------ Records supplied
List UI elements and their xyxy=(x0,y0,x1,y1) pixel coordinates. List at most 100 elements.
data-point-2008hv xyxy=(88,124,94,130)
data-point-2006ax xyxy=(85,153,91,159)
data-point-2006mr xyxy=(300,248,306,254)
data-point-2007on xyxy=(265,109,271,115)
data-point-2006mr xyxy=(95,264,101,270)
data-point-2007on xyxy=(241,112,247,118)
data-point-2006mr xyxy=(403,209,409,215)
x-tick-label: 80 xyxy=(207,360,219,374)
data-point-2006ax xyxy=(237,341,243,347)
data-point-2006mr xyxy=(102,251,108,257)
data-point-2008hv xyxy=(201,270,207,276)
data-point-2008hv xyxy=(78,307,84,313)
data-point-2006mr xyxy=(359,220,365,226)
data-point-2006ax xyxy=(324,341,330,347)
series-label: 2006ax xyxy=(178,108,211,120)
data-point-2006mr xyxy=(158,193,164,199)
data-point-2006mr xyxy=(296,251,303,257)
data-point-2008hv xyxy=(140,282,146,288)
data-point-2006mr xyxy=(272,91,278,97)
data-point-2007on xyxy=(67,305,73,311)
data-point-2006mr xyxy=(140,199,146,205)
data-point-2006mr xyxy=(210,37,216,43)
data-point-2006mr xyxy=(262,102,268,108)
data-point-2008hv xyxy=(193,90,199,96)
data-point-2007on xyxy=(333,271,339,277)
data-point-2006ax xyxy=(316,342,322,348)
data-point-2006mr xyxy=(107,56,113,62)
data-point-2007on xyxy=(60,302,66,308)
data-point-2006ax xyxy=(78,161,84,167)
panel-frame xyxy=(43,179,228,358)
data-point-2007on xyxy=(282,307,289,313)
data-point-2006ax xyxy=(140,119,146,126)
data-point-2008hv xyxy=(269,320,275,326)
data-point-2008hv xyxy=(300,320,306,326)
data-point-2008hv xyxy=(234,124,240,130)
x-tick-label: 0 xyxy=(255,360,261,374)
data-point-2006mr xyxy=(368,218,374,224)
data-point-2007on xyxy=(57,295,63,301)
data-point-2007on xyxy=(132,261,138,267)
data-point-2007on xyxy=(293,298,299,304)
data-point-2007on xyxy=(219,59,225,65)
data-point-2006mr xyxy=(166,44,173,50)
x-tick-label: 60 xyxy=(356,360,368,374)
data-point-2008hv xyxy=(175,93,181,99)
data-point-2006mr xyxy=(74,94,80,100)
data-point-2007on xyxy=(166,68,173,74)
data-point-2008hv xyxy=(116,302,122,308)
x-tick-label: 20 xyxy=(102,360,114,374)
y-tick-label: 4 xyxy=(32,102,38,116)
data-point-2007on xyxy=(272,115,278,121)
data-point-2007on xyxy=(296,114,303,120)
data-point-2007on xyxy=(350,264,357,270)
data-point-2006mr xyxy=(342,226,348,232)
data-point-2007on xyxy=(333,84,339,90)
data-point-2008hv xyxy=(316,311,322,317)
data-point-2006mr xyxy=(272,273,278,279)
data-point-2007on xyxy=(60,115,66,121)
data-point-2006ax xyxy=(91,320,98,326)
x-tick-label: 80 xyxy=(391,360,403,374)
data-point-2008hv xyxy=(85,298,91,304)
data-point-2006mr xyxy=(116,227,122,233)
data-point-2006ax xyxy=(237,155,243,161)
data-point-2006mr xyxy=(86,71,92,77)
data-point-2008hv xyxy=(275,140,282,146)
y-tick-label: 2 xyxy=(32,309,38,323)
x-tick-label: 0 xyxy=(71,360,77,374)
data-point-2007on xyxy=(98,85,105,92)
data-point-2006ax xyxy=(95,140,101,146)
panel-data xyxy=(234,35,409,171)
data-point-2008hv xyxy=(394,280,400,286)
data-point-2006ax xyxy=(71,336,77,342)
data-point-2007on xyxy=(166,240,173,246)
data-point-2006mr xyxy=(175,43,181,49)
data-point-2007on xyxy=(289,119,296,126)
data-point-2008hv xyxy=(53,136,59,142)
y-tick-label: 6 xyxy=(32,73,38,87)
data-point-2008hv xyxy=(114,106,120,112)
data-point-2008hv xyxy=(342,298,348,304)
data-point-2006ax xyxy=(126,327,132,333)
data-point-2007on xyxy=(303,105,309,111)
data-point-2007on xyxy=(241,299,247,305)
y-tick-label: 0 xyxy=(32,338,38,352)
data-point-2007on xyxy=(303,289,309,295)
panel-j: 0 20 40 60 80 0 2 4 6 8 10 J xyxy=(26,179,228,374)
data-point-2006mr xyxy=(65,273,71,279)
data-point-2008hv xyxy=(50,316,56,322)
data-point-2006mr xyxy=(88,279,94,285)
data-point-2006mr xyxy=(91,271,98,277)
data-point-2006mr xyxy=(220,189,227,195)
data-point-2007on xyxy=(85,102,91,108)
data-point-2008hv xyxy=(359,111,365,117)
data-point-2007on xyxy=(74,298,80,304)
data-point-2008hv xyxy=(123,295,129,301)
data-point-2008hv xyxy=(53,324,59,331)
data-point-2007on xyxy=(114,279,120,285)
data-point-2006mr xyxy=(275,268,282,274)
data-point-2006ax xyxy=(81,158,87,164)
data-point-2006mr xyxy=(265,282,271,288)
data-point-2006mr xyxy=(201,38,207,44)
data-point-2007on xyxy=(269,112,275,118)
------------
** Set task **
Extract the records above word for word. Begin with their first line and stop after the line that contains "data-point-2008hv xyxy=(140,282,146,288)".

** Final answer **
List UI elements and their xyxy=(x0,y0,x1,y1) pixel coordinates. List at most 100 elements.
data-point-2008hv xyxy=(88,124,94,130)
data-point-2006ax xyxy=(85,153,91,159)
data-point-2006mr xyxy=(300,248,306,254)
data-point-2007on xyxy=(265,109,271,115)
data-point-2006mr xyxy=(95,264,101,270)
data-point-2007on xyxy=(241,112,247,118)
data-point-2006mr xyxy=(403,209,409,215)
x-tick-label: 80 xyxy=(207,360,219,374)
data-point-2006ax xyxy=(237,341,243,347)
data-point-2006mr xyxy=(102,251,108,257)
data-point-2008hv xyxy=(201,270,207,276)
data-point-2008hv xyxy=(78,307,84,313)
data-point-2006mr xyxy=(359,220,365,226)
data-point-2006ax xyxy=(324,341,330,347)
series-label: 2006ax xyxy=(178,108,211,120)
data-point-2006mr xyxy=(158,193,164,199)
data-point-2006mr xyxy=(296,251,303,257)
data-point-2008hv xyxy=(140,282,146,288)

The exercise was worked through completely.